» YOUR OBJECTIVE: Begin with the line that contains "What's the underlying" and transcribe each line after it, up to and including the last line of the listing below.

## Begin RECORDED INFORMATION

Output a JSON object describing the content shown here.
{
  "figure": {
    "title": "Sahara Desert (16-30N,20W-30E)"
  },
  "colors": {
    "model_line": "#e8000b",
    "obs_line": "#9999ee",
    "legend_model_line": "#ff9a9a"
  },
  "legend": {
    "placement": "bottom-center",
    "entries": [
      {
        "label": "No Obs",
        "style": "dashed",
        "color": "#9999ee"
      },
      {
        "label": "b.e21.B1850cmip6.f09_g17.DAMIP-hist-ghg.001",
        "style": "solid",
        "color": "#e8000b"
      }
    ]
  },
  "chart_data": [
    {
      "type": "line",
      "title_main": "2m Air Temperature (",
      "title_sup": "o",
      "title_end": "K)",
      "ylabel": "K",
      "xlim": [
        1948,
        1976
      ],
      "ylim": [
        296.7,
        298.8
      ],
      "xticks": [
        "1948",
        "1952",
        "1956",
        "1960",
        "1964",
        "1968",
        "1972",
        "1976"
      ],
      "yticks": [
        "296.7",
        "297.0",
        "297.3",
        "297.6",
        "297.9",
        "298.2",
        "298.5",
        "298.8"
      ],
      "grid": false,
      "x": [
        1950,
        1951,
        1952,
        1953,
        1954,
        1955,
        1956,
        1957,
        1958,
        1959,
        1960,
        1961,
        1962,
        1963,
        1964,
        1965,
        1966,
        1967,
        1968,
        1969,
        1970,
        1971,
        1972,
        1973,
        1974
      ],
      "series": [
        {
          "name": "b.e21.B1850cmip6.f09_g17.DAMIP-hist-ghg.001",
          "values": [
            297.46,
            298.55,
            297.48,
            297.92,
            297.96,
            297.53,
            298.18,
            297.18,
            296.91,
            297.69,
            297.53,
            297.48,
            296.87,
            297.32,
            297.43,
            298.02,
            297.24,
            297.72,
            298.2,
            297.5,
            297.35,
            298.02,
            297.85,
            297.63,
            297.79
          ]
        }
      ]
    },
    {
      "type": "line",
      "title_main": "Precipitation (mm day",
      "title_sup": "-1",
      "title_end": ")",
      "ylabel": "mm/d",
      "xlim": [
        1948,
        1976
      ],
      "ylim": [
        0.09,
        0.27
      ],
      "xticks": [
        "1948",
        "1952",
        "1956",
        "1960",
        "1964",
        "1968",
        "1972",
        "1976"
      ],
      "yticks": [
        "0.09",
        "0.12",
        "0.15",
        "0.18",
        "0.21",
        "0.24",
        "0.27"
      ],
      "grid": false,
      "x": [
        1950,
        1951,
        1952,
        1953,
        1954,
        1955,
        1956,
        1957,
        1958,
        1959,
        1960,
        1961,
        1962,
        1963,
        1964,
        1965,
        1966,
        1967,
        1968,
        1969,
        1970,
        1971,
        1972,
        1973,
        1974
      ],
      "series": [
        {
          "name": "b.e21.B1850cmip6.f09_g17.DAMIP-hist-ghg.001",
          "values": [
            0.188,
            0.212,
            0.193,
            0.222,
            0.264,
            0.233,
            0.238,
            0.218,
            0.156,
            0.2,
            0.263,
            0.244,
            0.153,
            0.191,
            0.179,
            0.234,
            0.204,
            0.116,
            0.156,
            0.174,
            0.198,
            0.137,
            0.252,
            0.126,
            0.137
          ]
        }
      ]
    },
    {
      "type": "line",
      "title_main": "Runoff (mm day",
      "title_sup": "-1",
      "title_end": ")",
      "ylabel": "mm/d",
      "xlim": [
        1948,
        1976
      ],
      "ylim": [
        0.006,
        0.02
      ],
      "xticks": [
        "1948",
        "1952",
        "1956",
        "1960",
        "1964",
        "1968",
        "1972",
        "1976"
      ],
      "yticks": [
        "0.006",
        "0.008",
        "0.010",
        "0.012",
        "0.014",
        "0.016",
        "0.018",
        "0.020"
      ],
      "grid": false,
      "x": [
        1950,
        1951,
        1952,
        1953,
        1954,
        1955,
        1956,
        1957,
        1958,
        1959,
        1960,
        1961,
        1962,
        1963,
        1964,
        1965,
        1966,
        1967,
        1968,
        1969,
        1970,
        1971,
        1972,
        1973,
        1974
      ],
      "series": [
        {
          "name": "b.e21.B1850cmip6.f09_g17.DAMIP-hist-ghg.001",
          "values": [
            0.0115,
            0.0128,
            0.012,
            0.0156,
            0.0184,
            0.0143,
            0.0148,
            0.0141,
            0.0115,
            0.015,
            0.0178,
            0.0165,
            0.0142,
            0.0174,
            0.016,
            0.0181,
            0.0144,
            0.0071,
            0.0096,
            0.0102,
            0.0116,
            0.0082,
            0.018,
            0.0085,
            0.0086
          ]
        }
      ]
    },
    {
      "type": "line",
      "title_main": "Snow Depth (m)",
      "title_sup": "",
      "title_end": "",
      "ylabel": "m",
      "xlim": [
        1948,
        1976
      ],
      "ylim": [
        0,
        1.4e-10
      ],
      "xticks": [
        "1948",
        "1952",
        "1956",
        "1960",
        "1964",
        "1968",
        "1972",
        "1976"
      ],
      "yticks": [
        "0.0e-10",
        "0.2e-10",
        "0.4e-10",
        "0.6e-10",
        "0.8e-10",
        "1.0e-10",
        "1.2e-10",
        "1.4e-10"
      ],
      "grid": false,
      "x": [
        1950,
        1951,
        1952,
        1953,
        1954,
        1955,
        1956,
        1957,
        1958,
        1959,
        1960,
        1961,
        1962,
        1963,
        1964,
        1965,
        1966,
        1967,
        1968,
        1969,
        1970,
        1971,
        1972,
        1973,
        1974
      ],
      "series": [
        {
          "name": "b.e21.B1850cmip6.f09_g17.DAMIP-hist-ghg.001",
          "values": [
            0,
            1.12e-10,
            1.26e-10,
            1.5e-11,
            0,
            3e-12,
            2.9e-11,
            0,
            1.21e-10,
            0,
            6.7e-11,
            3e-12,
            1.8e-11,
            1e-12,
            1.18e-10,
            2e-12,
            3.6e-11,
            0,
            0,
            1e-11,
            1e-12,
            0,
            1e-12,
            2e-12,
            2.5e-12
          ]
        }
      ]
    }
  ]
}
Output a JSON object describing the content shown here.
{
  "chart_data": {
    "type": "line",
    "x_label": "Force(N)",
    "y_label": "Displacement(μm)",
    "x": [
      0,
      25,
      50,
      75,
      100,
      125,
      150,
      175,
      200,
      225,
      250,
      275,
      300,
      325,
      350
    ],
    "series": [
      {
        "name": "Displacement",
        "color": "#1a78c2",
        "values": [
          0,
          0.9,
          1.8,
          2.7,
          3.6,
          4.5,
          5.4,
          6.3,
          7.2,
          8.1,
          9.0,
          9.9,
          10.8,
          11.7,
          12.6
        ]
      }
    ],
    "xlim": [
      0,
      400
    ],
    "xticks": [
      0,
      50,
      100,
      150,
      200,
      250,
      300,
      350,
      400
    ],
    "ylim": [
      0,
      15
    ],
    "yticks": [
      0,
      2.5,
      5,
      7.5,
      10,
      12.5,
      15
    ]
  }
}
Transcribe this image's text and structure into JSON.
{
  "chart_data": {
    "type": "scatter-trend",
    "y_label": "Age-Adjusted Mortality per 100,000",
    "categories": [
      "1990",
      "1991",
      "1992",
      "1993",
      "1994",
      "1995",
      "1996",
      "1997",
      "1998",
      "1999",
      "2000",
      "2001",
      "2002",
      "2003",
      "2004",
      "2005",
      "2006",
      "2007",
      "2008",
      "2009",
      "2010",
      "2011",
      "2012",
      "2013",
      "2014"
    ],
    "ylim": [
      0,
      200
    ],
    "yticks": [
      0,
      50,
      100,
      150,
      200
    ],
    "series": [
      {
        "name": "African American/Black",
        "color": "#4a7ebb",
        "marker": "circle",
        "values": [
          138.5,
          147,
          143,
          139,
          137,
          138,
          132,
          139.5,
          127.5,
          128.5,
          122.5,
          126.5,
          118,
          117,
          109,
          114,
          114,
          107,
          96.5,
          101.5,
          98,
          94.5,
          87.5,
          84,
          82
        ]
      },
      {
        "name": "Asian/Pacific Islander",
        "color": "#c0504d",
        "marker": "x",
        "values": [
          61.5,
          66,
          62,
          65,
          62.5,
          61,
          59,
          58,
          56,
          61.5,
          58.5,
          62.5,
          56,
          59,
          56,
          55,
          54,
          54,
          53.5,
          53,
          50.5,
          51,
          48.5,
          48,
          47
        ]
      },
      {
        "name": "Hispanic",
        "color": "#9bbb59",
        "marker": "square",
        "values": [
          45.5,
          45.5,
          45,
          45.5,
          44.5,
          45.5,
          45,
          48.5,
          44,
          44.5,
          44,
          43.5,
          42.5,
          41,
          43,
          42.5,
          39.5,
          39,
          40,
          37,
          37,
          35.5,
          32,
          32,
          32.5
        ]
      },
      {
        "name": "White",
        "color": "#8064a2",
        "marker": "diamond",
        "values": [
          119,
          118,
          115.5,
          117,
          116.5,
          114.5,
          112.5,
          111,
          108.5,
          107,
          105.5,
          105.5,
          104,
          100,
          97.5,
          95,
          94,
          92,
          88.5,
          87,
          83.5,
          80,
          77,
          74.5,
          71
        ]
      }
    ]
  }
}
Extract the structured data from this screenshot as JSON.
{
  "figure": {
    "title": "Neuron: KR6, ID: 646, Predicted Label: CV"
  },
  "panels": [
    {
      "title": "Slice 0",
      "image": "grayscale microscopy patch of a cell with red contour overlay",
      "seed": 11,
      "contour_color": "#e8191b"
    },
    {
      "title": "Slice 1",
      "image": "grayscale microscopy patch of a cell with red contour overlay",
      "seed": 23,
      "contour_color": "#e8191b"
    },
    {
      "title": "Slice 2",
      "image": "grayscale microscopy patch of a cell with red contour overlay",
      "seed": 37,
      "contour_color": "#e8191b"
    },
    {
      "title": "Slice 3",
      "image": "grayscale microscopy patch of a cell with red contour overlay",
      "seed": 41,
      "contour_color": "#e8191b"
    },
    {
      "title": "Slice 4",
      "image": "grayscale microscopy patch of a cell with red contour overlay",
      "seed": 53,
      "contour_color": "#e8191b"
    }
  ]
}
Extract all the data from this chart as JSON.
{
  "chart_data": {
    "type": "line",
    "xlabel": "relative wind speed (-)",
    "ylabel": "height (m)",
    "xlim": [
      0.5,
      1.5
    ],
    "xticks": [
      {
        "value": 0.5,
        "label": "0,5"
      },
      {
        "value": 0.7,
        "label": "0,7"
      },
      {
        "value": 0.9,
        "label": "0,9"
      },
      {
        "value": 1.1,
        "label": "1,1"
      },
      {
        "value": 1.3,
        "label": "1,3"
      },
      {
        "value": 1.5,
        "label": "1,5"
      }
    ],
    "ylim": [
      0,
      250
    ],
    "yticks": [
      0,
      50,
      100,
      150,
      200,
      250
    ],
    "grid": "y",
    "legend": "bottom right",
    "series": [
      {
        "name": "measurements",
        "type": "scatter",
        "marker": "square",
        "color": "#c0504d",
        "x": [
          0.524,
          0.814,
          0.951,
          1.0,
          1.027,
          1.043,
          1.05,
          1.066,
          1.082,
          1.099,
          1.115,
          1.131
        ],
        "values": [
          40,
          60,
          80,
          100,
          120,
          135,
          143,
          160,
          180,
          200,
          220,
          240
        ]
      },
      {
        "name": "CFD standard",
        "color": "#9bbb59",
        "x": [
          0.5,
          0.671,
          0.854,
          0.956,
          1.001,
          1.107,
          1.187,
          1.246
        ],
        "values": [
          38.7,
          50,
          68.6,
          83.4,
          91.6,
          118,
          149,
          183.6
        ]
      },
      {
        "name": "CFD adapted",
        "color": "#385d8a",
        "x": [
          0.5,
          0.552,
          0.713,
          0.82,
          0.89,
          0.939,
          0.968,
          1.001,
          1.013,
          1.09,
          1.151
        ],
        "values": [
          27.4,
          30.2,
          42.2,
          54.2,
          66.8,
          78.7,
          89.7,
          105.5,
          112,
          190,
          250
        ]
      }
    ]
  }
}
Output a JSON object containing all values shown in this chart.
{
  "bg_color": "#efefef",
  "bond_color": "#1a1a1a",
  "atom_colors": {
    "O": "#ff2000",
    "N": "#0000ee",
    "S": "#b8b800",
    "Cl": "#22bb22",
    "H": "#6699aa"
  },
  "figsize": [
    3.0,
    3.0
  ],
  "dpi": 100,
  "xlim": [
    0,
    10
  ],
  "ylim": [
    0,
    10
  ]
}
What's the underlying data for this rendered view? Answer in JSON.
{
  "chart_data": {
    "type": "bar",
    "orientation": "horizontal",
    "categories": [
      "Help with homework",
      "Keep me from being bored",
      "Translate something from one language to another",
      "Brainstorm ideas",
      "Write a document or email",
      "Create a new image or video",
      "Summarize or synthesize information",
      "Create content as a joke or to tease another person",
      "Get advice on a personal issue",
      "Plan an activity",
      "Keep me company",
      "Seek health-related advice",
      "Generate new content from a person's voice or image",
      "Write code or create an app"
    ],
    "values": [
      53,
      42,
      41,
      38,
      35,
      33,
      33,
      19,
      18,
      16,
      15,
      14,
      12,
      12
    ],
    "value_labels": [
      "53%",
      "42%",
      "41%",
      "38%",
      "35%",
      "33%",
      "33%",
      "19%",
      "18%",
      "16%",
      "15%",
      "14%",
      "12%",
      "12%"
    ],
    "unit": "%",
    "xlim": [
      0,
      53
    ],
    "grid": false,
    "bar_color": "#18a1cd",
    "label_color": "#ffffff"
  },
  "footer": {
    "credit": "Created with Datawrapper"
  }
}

## End RECORDED INFORMATION

» WRITTEN SOLUTION:
What's the underlying data for this rendered view? Answer in JSON.
{
  "chart_data": {
    "type": "bar",
    "orientation": "horizontal",
    "categories": [
      "Help with homework",
      "Keep me from being bored",
      "Translate something from one language to another",
      "Brainstorm ideas",
      "Write a document or email",
      "Create a new image or video",
      "Summarize or synthesize information",
      "Create content as a joke or to tease another person",
      "Get advice on a personal issue",
      "Plan an activity",
      "Keep me company",
      "Seek health-related advice",
      "Generate new content from a person's voice or image",
      "Write code or create an app"
    ],
    "values": [
      53,
      42,
      41,
      38,
      35,
      33,
      33,
      19,
      18,
      16,
      15,
      14,
      12,
      12
    ],
    "value_labels": [
      "53%",
      "42%",
      "41%",
      "38%",
      "35%",
      "33%",
      "33%",
      "19%",
      "18%",
      "16%",
      "15%",
      "14%",
      "12%",
      "12%"
    ],
    "unit": "%",
    "xlim": [
      0,
      53
    ],
    "grid": false,
    "bar_color": "#18a1cd",
    "label_color": "#ffffff"
  },
  "footer": {
    "credit": "Created with Datawrapper"
  }
}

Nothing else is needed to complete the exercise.